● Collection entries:
***
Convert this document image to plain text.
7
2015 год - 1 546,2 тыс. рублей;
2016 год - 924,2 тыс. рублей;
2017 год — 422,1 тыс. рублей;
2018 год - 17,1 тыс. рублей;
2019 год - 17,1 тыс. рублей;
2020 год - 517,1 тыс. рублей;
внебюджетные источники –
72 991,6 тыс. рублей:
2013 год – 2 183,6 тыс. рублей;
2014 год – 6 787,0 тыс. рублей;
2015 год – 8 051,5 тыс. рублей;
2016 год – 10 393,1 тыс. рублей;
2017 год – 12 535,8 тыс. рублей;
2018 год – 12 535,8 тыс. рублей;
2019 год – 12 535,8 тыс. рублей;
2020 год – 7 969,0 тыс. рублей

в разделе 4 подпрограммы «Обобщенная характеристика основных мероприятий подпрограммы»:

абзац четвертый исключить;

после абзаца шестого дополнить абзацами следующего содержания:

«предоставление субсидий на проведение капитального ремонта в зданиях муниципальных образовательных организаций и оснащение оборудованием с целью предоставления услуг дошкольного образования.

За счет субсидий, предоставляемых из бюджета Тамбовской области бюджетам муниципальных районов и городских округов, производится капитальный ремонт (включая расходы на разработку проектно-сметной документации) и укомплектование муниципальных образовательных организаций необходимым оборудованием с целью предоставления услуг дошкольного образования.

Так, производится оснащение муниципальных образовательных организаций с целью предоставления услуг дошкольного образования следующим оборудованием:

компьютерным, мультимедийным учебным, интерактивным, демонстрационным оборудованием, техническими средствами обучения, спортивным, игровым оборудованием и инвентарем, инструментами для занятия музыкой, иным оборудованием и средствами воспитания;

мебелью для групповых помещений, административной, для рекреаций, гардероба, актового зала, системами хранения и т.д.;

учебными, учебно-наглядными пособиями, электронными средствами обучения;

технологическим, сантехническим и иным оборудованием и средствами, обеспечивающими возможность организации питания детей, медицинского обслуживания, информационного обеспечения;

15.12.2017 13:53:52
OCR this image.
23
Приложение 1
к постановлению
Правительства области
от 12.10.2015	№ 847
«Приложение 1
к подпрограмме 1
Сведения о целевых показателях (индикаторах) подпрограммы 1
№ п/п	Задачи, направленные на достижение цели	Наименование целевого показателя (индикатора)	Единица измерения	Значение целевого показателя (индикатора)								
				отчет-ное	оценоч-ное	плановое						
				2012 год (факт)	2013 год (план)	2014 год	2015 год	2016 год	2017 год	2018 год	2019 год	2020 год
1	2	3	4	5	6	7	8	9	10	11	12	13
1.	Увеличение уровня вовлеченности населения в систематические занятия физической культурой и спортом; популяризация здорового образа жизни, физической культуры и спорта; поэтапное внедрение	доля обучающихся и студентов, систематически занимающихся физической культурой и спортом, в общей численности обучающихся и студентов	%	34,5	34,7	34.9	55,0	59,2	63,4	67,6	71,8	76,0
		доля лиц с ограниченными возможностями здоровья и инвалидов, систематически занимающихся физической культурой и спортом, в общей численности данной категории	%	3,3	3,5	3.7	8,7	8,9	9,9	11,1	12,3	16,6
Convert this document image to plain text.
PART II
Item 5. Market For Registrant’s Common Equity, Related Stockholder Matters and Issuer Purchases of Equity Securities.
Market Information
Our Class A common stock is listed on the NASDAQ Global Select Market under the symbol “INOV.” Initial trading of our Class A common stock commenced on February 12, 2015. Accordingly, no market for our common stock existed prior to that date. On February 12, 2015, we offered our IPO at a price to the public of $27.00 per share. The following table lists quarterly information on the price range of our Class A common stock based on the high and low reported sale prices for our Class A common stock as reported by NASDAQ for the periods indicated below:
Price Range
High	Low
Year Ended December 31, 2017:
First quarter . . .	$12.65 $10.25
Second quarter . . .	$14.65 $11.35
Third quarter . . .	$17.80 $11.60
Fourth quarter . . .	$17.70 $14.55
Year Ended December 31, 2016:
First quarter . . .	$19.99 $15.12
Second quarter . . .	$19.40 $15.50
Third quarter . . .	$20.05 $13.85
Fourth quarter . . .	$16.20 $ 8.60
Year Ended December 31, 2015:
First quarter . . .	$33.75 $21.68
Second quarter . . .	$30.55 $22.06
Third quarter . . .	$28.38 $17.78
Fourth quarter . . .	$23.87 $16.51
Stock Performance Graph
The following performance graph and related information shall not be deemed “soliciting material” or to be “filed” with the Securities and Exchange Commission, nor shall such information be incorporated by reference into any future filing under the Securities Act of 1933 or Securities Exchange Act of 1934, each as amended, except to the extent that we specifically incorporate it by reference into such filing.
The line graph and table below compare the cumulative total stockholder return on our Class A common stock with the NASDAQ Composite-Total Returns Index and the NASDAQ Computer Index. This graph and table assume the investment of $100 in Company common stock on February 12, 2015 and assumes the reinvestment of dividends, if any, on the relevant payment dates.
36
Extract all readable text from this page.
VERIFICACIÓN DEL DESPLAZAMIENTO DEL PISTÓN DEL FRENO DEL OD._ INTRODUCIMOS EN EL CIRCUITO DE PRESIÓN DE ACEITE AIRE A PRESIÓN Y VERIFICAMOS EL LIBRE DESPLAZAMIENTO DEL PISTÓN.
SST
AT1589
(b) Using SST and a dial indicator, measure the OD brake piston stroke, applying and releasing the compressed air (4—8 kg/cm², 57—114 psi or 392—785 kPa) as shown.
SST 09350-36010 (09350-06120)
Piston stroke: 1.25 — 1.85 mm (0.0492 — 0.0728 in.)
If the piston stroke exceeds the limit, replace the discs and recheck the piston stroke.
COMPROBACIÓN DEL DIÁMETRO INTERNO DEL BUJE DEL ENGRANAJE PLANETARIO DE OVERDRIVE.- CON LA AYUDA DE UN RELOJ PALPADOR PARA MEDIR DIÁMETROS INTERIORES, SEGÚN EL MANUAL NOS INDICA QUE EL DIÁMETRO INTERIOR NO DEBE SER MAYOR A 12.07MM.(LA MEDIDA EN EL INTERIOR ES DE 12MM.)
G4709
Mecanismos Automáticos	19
***
● Short task: Repeat all the entries exactly as given.

● Output for this task:
Convert this document image to plain text.
7
2015 год - 1 546,2 тыс. рублей;
2016 год - 924,2 тыс. рублей;
2017 год — 422,1 тыс. рублей;
2018 год - 17,1 тыс. рублей;
2019 год - 17,1 тыс. рублей;
2020 год - 517,1 тыс. рублей;
внебюджетные источники –
72 991,6 тыс. рублей:
2013 год – 2 183,6 тыс. рублей;
2014 год – 6 787,0 тыс. рублей;
2015 год – 8 051,5 тыс. рублей;
2016 год – 10 393,1 тыс. рублей;
2017 год – 12 535,8 тыс. рублей;
2018 год – 12 535,8 тыс. рублей;
2019 год – 12 535,8 тыс. рублей;
2020 год – 7 969,0 тыс. рублей

в разделе 4 подпрограммы «Обобщенная характеристика основных мероприятий подпрограммы»:

абзац четвертый исключить;

после абзаца шестого дополнить абзацами следующего содержания:

«предоставление субсидий на проведение капитального ремонта в зданиях муниципальных образовательных организаций и оснащение оборудованием с целью предоставления услуг дошкольного образования.

За счет субсидий, предоставляемых из бюджета Тамбовской области бюджетам муниципальных районов и городских округов, производится капитальный ремонт (включая расходы на разработку проектно-сметной документации) и укомплектование муниципальных образовательных организаций необходимым оборудованием с целью предоставления услуг дошкольного образования.

Так, производится оснащение муниципальных образовательных организаций с целью предоставления услуг дошкольного образования следующим оборудованием:

компьютерным, мультимедийным учебным, интерактивным, демонстрационным оборудованием, техническими средствами обучения, спортивным, игровым оборудованием и инвентарем, инструментами для занятия музыкой, иным оборудованием и средствами воспитания;

мебелью для групповых помещений, административной, для рекреаций, гардероба, актового зала, системами хранения и т.д.;

учебными, учебно-наглядными пособиями, электронными средствами обучения;

технологическим, сантехническим и иным оборудованием и средствами, обеспечивающими возможность организации питания детей, медицинского обслуживания, информационного обеспечения;

15.12.2017 13:53:52
OCR this image.
23
Приложение 1
к постановлению
Правительства области
от 12.10.2015	№ 847
«Приложение 1
к подпрограмме 1
Сведения о целевых показателях (индикаторах) подпрограммы 1
№ п/п	Задачи, направленные на достижение цели	Наименование целевого показателя (индикатора)	Единица измерения	Значение целевого показателя (индикатора)								
				отчет-ное	оценоч-ное	плановое						
				2012 год (факт)	2013 год (план)	2014 год	2015 год	2016 год	2017 год	2018 год	2019 год	2020 год
1	2	3	4	5	6	7	8	9	10	11	12	13
1.	Увеличение уровня вовлеченности населения в систематические занятия физической культурой и спортом; популяризация здорового образа жизни, физической культуры и спорта; поэтапное внедрение	доля обучающихся и студентов, систематически занимающихся физической культурой и спортом, в общей численности обучающихся и студентов	%	34,5	34,7	34.9	55,0	59,2	63,4	67,6	71,8	76,0
		доля лиц с ограниченными возможностями здоровья и инвалидов, систематически занимающихся физической культурой и спортом, в общей численности данной категории	%	3,3	3,5	3.7	8,7	8,9	9,9	11,1	12,3	16,6
Convert this document image to plain text.
PART II
Item 5. Market For Registrant’s Common Equity, Related Stockholder Matters and Issuer Purchases of Equity Securities.
Market Information
Our Class A common stock is listed on the NASDAQ Global Select Market under the symbol “INOV.” Initial trading of our Class A common stock commenced on February 12, 2015. Accordingly, no market for our common stock existed prior to that date. On February 12, 2015, we offered our IPO at a price to the public of $27.00 per share. The following table lists quarterly information on the price range of our Class A common stock based on the high and low reported sale prices for our Class A common stock as reported by NASDAQ for the periods indicated below:
Price Range
High	Low
Year Ended December 31, 2017:
First quarter . . .	$12.65 $10.25
Second quarter . . .	$14.65 $11.35
Third quarter . . .	$17.80 $11.60
Fourth quarter . . .	$17.70 $14.55
Year Ended December 31, 2016:
First quarter . . .	$19.99 $15.12
Second quarter . . .	$19.40 $15.50
Third quarter . . .	$20.05 $13.85
Fourth quarter . . .	$16.20 $ 8.60
Year Ended December 31, 2015:
First quarter . . .	$33.75 $21.68
Second quarter . . .	$30.55 $22.06
Third quarter . . .	$28.38 $17.78
Fourth quarter . . .	$23.87 $16.51
Stock Performance Graph
The following performance graph and related information shall not be deemed “soliciting material” or to be “filed” with the Securities and Exchange Commission, nor shall such information be incorporated by reference into any future filing under the Securities Act of 1933 or Securities Exchange Act of 1934, each as amended, except to the extent that we specifically incorporate it by reference into such filing.
The line graph and table below compare the cumulative total stockholder return on our Class A common stock with the NASDAQ Composite-Total Returns Index and the NASDAQ Computer Index. This graph and table assume the investment of $100 in Company common stock on February 12, 2015 and assumes the reinvestment of dividends, if any, on the relevant payment dates.
36
Extract all readable text from this page.
VERIFICACIÓN DEL DESPLAZAMIENTO DEL PISTÓN DEL FRENO DEL OD._ INTRODUCIMOS EN EL CIRCUITO DE PRESIÓN DE ACEITE AIRE A PRESIÓN Y VERIFICAMOS EL LIBRE DESPLAZAMIENTO DEL PISTÓN.
SST
AT1589
(b) Using SST and a dial indicator, measure the OD brake piston stroke, applying and releasing the compressed air (4—8 kg/cm², 57—114 psi or 392—785 kPa) as shown.
SST 09350-36010 (09350-06120)
Piston stroke: 1.25 — 1.85 mm (0.0492 — 0.0728 in.)
If the piston stroke exceeds the limit, replace the discs and recheck the piston stroke.
COMPROBACIÓN DEL DIÁMETRO INTERNO DEL BUJE DEL ENGRANAJE PLANETARIO DE OVERDRIVE.- CON LA AYUDA DE UN RELOJ PALPADOR PARA MEDIR DIÁMETROS INTERIORES, SEGÚN EL MANUAL NOS INDICA QUE EL DIÁMETRO INTERIOR NO DEBE SER MAYOR A 12.07MM.(LA MEDIDA EN EL INTERIOR ES DE 12MM.)
G4709
Mecanismos Automáticos	19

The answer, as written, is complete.